WHAT TO DO → In the entries below, count every line with the string "text". State the count and nothing else.

┌─ STORED DATA

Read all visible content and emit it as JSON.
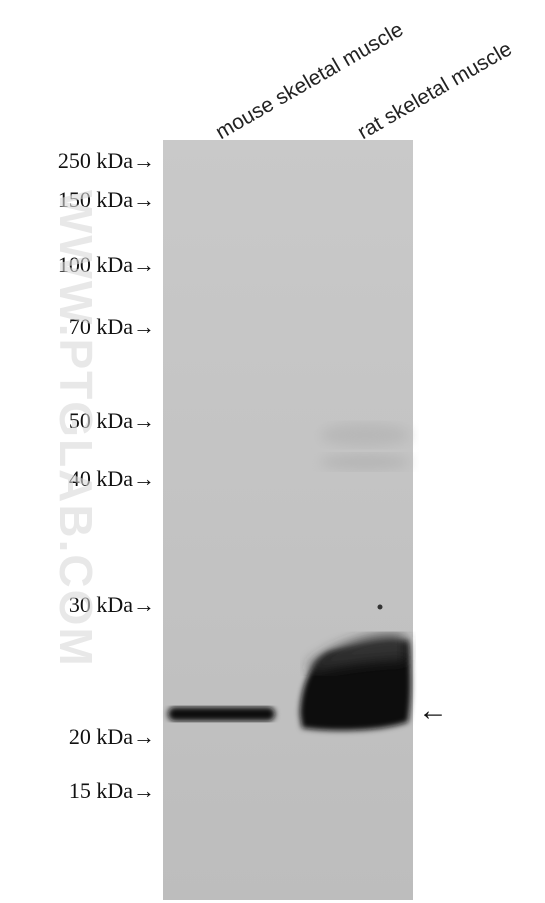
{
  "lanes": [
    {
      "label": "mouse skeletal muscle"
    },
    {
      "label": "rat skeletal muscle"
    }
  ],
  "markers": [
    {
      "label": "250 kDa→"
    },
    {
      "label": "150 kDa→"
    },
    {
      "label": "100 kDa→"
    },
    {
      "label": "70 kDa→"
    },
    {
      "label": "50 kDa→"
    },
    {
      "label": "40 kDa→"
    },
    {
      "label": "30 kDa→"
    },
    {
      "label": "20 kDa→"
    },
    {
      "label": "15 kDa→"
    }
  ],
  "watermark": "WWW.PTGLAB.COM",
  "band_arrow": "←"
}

└─
┌─ STORED DATA

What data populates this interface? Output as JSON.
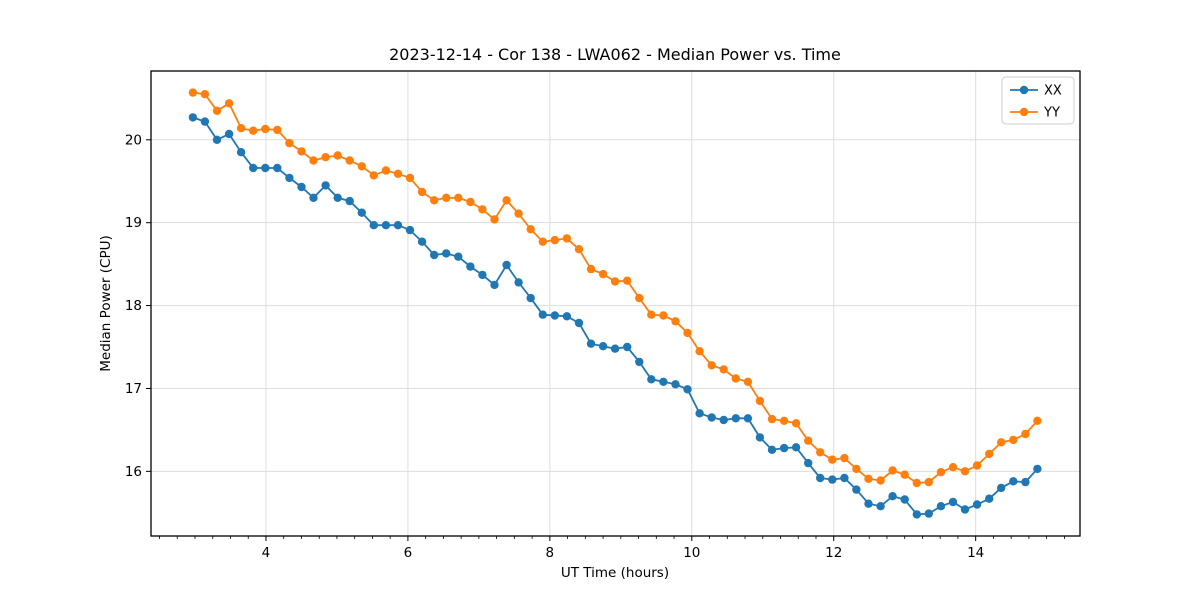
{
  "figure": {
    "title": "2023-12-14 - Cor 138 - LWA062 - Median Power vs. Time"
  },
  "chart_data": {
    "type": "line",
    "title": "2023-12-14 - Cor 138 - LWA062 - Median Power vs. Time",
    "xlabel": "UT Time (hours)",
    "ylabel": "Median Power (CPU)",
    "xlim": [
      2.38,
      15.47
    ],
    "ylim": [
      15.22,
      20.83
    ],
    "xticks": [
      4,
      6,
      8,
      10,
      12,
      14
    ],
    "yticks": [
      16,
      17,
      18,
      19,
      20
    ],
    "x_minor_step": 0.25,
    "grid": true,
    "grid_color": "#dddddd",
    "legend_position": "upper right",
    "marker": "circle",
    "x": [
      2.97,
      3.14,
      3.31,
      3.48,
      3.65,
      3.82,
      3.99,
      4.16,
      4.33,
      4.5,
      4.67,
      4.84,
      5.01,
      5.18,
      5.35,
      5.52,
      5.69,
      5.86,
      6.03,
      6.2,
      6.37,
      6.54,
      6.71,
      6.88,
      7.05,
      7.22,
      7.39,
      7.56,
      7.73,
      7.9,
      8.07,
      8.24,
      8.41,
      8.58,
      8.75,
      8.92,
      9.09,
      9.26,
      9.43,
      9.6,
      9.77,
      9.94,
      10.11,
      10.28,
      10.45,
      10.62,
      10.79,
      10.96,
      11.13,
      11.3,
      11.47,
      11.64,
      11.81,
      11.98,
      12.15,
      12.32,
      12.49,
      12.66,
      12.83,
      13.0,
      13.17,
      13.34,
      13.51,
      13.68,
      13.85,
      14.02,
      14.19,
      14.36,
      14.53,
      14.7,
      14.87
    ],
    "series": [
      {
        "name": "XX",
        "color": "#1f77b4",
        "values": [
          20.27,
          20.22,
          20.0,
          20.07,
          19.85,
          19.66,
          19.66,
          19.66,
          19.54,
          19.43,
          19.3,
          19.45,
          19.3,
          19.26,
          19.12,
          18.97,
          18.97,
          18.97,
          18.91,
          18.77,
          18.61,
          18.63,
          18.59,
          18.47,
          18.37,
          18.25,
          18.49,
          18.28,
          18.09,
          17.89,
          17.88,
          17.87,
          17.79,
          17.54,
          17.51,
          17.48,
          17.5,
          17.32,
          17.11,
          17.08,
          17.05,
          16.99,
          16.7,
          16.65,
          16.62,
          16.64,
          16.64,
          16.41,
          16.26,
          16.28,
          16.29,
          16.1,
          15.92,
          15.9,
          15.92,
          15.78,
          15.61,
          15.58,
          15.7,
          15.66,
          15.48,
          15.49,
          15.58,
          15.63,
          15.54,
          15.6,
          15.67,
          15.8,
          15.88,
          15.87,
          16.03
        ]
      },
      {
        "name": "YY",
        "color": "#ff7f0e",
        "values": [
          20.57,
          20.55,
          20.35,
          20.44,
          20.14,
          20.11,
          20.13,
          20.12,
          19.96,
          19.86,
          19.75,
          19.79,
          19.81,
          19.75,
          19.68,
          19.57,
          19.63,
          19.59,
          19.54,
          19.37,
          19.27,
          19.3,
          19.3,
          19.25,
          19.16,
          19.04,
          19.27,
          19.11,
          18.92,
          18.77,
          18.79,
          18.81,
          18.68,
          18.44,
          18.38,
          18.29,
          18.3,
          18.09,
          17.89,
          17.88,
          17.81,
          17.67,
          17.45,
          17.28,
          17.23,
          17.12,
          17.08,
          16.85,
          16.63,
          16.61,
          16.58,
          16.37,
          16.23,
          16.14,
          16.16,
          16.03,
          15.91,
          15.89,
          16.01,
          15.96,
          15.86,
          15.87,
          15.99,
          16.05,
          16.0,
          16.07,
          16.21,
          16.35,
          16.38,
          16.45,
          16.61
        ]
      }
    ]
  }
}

└─
┌─ STORED DATA

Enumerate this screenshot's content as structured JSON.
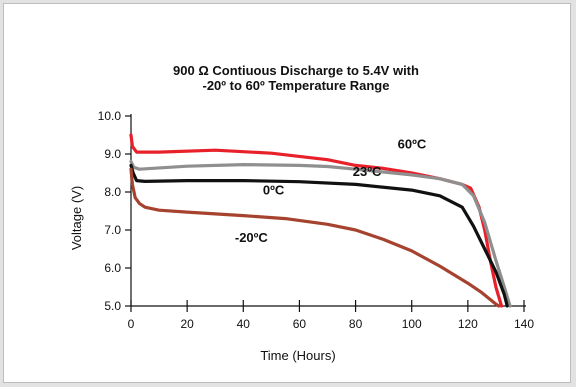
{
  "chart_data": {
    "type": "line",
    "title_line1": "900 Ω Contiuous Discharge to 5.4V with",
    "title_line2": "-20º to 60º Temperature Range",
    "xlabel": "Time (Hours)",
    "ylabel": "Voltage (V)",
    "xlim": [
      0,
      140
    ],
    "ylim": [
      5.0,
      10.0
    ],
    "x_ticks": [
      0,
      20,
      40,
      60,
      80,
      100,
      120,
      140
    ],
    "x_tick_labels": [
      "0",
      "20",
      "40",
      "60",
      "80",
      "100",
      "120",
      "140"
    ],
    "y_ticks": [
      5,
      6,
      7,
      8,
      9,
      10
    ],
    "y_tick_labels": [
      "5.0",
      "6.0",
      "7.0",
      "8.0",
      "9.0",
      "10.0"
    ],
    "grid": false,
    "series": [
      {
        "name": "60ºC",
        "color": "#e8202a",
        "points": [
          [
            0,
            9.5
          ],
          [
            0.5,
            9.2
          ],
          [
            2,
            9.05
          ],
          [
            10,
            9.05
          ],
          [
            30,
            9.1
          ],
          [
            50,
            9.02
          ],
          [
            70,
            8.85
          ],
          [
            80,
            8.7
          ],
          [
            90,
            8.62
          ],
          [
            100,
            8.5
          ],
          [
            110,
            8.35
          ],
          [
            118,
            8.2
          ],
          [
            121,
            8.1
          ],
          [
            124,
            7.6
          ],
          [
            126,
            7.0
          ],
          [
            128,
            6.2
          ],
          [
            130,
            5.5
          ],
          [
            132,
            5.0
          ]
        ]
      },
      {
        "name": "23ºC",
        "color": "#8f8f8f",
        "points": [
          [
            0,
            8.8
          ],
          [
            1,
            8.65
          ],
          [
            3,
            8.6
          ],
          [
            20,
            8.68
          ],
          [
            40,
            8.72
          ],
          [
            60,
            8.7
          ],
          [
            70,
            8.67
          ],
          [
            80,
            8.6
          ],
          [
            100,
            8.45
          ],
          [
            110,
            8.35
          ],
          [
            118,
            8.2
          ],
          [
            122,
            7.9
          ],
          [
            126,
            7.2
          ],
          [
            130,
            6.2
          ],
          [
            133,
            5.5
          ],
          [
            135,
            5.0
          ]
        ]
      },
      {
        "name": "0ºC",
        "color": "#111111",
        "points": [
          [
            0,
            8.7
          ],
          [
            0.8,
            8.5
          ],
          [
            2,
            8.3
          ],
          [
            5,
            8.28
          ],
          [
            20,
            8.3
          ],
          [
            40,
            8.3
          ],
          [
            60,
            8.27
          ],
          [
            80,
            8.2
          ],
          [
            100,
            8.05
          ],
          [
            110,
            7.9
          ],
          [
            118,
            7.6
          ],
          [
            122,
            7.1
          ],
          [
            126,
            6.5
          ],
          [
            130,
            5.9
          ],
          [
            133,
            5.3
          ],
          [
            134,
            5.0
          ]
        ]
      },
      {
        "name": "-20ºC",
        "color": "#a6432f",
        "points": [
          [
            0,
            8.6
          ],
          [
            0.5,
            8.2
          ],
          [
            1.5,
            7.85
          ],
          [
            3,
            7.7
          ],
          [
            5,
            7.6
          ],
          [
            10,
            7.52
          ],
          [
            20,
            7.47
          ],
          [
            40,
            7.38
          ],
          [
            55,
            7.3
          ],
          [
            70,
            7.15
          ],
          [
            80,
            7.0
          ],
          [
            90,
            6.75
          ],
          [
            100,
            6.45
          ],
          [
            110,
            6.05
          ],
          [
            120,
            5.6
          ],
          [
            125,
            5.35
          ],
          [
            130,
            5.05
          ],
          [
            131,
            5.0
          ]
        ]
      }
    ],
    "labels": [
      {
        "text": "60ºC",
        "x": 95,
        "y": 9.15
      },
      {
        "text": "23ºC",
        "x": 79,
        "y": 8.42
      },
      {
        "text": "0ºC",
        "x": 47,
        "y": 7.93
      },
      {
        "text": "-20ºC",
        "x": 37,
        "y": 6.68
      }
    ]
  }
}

└─

OUTPUT → 4